#### [Goal]
Quote the listing below in its entirety, omitting every image.
- - - - - - -
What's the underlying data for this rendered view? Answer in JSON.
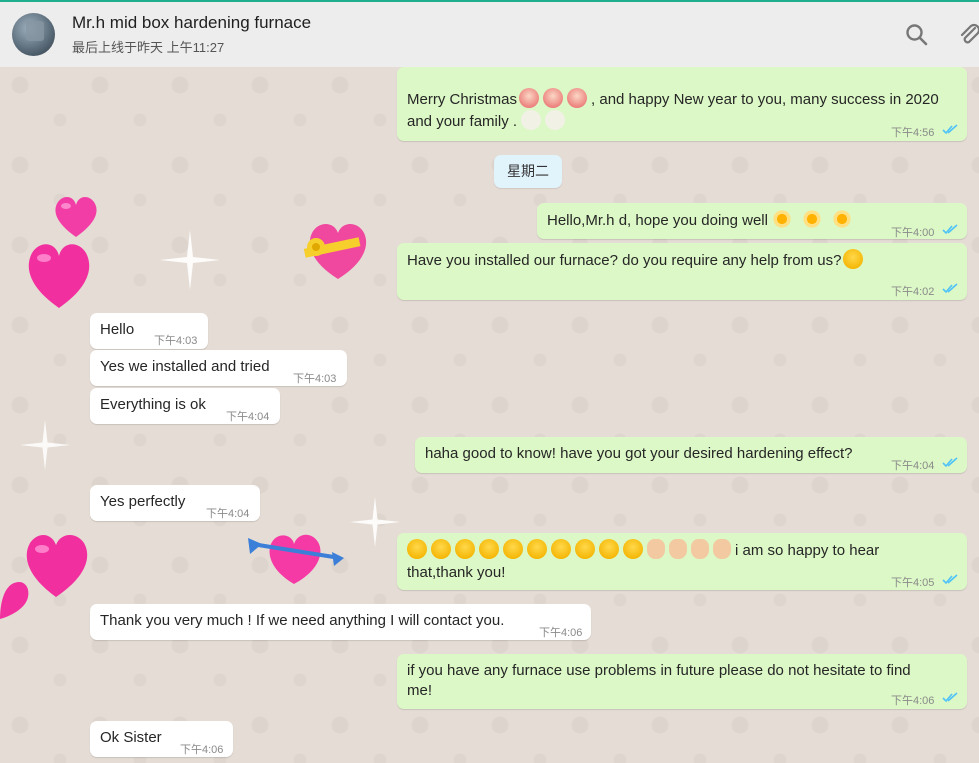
{
  "header": {
    "contact_name": "Mr.h     mid box hardening furnace",
    "last_seen": "最后上线于昨天 上午11:27",
    "search_icon": "search-icon",
    "attach_icon": "paperclip-icon"
  },
  "date_divider": "星期二",
  "messages": [
    {
      "dir": "out",
      "text_lines": [
        "Merry Christmas",
        ", and happy New year to you, many success in 2020",
        "and your family ."
      ],
      "time": "下午4:56",
      "ticks": "read"
    },
    {
      "dir": "out",
      "text": "Hello,Mr.h      d, hope you doing well",
      "time": "下午4:00",
      "ticks": "read"
    },
    {
      "dir": "out",
      "text": "Have you installed our furnace? do you require any help from us?",
      "time": "下午4:02",
      "ticks": "read"
    },
    {
      "dir": "in",
      "text": "Hello",
      "time": "下午4:03"
    },
    {
      "dir": "in",
      "text": "Yes we installed and tried",
      "time": "下午4:03"
    },
    {
      "dir": "in",
      "text": "Everything is ok",
      "time": "下午4:04"
    },
    {
      "dir": "out",
      "text": "haha good to know! have you got your desired hardening effect?",
      "time": "下午4:04",
      "ticks": "read"
    },
    {
      "dir": "in",
      "text": "Yes perfectly",
      "time": "下午4:04"
    },
    {
      "dir": "out",
      "text_lines": [
        "i am so happy to hear",
        "that,thank you!"
      ],
      "time": "下午4:05",
      "ticks": "read"
    },
    {
      "dir": "in",
      "text": "Thank you very much ! If we need anything I will contact you.",
      "time": "下午4:06"
    },
    {
      "dir": "out",
      "text_lines": [
        "if you have any furnace use problems in future please do not hesitate to find",
        "me!"
      ],
      "time": "下午4:06",
      "ticks": "read"
    },
    {
      "dir": "in",
      "text": "Ok Sister",
      "time": "下午4:06"
    }
  ],
  "colors": {
    "outgoing": "#dcf8c6",
    "incoming": "#ffffff",
    "read_ticks": "#4fc3f7",
    "header_bg": "#ededed",
    "accent": "#1faf8f"
  },
  "stickers": [
    "heart-sticker",
    "gift-heart-sticker",
    "arrow-heart-sticker",
    "sparkle-sticker"
  ]
}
- - - - - - -
#### [The completed task]
What's the underlying data for this rendered view? Answer in JSON.
{
  "header": {
    "contact_name": "Mr.h     mid box hardening furnace",
    "last_seen": "最后上线于昨天 上午11:27",
    "search_icon": "search-icon",
    "attach_icon": "paperclip-icon"
  },
  "date_divider": "星期二",
  "messages": [
    {
      "dir": "out",
      "text_lines": [
        "Merry Christmas",
        ", and happy New year to you, many success in 2020",
        "and your family ."
      ],
      "time": "下午4:56",
      "ticks": "read"
    },
    {
      "dir": "out",
      "text": "Hello,Mr.h      d, hope you doing well",
      "time": "下午4:00",
      "ticks": "read"
    },
    {
      "dir": "out",
      "text": "Have you installed our furnace? do you require any help from us?",
      "time": "下午4:02",
      "ticks": "read"
    },
    {
      "dir": "in",
      "text": "Hello",
      "time": "下午4:03"
    },
    {
      "dir": "in",
      "text": "Yes we installed and tried",
      "time": "下午4:03"
    },
    {
      "dir": "in",
      "text": "Everything is ok",
      "time": "下午4:04"
    },
    {
      "dir": "out",
      "text": "haha good to know! have you got your desired hardening effect?",
      "time": "下午4:04",
      "ticks": "read"
    },
    {
      "dir": "in",
      "text": "Yes perfectly",
      "time": "下午4:04"
    },
    {
      "dir": "out",
      "text_lines": [
        "i am so happy to hear",
        "that,thank you!"
      ],
      "time": "下午4:05",
      "ticks": "read"
    },
    {
      "dir": "in",
      "text": "Thank you very much ! If we need anything I will contact you.",
      "time": "下午4:06"
    },
    {
      "dir": "out",
      "text_lines": [
        "if you have any furnace use problems in future please do not hesitate to find",
        "me!"
      ],
      "time": "下午4:06",
      "ticks": "read"
    },
    {
      "dir": "in",
      "text": "Ok Sister",
      "time": "下午4:06"
    }
  ],
  "colors": {
    "outgoing": "#dcf8c6",
    "incoming": "#ffffff",
    "read_ticks": "#4fc3f7",
    "header_bg": "#ededed",
    "accent": "#1faf8f"
  },
  "stickers": [
    "heart-sticker",
    "gift-heart-sticker",
    "arrow-heart-sticker",
    "sparkle-sticker"
  ]
}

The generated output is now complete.